Work request 1 → Copy the Natvig biography from "Jacob Birger Natvig" to "University of Oslo.".
Work request 2 →
Answer these questions on the Natvig biography:
(a) In what year did Natvig graduate as cand.med.?
(b) Which organization did he serve as president from 1989 to 1992?
(c) In what year was he decorated Knight, First Class of the Order of St. Olav?

Extract to read →
┄┄┄┄┄┄┄┄┄┄
Jacob Birger Natvig (6 December 1934 – 2 April 2021) was a Norwegian physician, a pioneer in the field of immunology in Norway.

Career
Born in Oslo, Natvig graduated as cand.med. in 1959, and as dr.med. in 1966. He worked as physician at the Oslo University Hospital, Rikshospitalet, from 1967 to 1977, and was then appointed director of the hospital from 1978 to 1986. From 1986 to 2004 he was professor of immunology at the University of Oslo.

Natvig was a member of the Norwegian Academy of Science and Letters from 1978. Natvig served as president of the International Union of Immunological Societies from 1989 to 1992, and he was founder and chairman of the board of the foundation Nasjonalt medisinsk museum. He was decorated Knight, First Class of the Order of St. Olav in 2009, for his contribution to medical research.
┄┄┄┄┄┄┄┄┄┄
Data excerpts →
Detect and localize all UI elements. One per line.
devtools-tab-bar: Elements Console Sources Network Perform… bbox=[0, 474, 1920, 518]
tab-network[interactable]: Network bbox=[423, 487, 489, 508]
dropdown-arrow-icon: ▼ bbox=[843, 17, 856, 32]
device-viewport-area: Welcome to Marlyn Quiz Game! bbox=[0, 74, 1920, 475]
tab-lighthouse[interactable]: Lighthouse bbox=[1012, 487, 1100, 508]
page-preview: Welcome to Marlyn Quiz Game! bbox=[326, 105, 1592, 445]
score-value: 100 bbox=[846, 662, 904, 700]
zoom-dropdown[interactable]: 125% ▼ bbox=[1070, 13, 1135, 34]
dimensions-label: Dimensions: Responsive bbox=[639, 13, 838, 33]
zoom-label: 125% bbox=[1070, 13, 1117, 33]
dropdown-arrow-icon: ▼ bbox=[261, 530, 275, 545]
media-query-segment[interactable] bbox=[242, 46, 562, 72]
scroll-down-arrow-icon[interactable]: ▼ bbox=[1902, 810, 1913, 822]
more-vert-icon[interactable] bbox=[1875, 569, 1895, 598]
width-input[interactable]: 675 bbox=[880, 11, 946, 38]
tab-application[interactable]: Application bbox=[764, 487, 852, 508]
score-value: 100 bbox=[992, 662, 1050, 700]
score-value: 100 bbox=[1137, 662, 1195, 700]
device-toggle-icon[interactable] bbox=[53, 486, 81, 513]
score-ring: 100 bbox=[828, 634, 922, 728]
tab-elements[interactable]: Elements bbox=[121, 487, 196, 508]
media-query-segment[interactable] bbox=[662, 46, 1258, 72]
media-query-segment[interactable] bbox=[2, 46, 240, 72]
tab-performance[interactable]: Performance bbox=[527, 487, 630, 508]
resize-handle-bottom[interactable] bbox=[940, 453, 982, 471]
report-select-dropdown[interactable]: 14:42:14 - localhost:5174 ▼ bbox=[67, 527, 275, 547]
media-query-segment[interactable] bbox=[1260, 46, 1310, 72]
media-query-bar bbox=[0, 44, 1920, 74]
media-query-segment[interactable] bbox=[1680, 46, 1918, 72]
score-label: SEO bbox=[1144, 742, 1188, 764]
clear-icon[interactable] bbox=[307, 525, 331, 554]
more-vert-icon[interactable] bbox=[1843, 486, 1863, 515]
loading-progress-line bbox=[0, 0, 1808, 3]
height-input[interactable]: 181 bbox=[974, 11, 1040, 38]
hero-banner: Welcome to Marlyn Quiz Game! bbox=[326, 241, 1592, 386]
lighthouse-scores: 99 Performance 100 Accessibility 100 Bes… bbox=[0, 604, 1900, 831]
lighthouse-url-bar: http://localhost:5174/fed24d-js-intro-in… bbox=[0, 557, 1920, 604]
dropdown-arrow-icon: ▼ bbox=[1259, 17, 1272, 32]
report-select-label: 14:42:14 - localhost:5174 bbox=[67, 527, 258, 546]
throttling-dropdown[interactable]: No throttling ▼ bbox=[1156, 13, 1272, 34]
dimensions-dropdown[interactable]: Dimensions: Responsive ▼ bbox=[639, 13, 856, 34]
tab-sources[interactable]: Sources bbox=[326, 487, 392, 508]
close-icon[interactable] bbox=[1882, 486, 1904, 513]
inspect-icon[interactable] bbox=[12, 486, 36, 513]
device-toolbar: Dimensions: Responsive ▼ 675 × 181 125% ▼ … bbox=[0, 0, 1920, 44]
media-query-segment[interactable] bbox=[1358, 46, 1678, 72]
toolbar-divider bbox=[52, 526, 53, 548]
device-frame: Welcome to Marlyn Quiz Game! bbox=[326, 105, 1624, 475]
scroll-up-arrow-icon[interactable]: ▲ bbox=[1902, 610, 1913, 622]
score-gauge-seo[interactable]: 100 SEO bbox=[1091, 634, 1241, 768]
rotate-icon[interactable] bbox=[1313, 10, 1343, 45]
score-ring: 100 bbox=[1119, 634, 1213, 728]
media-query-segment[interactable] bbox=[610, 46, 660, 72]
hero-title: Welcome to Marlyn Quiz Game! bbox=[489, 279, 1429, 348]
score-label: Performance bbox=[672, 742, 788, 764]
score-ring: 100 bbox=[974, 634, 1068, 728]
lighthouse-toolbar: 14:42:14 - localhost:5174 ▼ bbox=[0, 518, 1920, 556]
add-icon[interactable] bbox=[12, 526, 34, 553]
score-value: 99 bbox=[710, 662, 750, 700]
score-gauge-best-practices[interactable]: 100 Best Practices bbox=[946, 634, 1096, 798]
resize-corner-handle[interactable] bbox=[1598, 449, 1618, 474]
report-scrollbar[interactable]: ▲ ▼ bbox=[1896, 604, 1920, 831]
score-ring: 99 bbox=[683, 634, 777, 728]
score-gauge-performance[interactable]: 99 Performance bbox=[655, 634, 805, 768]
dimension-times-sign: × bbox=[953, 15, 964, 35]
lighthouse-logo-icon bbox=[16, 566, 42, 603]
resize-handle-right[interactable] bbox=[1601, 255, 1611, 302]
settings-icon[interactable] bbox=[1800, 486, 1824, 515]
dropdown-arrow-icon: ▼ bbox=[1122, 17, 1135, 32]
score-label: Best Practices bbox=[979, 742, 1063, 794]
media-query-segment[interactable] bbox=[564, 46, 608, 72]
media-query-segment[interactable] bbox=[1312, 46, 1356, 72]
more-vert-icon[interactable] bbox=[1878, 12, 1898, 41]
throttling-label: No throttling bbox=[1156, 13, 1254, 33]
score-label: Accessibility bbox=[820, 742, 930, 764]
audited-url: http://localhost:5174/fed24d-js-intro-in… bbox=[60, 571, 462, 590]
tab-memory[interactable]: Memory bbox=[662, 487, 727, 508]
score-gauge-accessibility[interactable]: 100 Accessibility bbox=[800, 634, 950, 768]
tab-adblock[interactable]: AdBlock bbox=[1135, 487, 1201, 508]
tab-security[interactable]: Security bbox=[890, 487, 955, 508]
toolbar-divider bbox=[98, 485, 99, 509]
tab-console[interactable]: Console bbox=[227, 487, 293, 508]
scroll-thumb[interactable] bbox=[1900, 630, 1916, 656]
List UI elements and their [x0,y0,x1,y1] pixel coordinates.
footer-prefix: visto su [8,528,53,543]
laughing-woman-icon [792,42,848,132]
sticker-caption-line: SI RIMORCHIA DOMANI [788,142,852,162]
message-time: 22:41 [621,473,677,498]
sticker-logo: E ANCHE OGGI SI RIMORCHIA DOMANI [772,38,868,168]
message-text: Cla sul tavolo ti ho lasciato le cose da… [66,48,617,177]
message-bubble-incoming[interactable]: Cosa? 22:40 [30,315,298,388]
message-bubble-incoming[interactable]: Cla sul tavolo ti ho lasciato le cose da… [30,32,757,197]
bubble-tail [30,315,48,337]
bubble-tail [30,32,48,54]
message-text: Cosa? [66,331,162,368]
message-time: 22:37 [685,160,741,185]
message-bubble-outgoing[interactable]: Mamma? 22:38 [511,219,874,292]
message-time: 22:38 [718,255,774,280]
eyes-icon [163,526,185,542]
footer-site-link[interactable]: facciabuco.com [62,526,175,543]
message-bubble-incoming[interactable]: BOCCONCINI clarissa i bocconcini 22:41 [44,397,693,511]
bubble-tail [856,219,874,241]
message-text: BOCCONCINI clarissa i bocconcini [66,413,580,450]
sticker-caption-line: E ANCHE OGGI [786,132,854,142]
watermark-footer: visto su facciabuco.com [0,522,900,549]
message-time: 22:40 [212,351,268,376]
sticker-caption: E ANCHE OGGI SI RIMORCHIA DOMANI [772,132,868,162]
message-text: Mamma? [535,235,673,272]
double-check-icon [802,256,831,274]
┄┄┄┄┄┄┄┄┄┄
Answer space 1 →
Jacob Birger Natvig (6 December 1934 – 2 April 2021) was a Norwegian physician, a pioneer in the field of immunology in Norway.

Career
Born in Oslo, Natvig graduated as cand.med. in 1959, and as dr.med. in 1966. He worked as physician at the Oslo University Hospital, Rikshospitalet, from 1967 to 1977, and was then appointed director of the hospital from 1978 to 1986. From 1986 to 2004 he was professor of immunology at the University of Oslo.

Answer space 2 →
(a) 1959
(b) The International Union of Immunological Societies
(c) 2009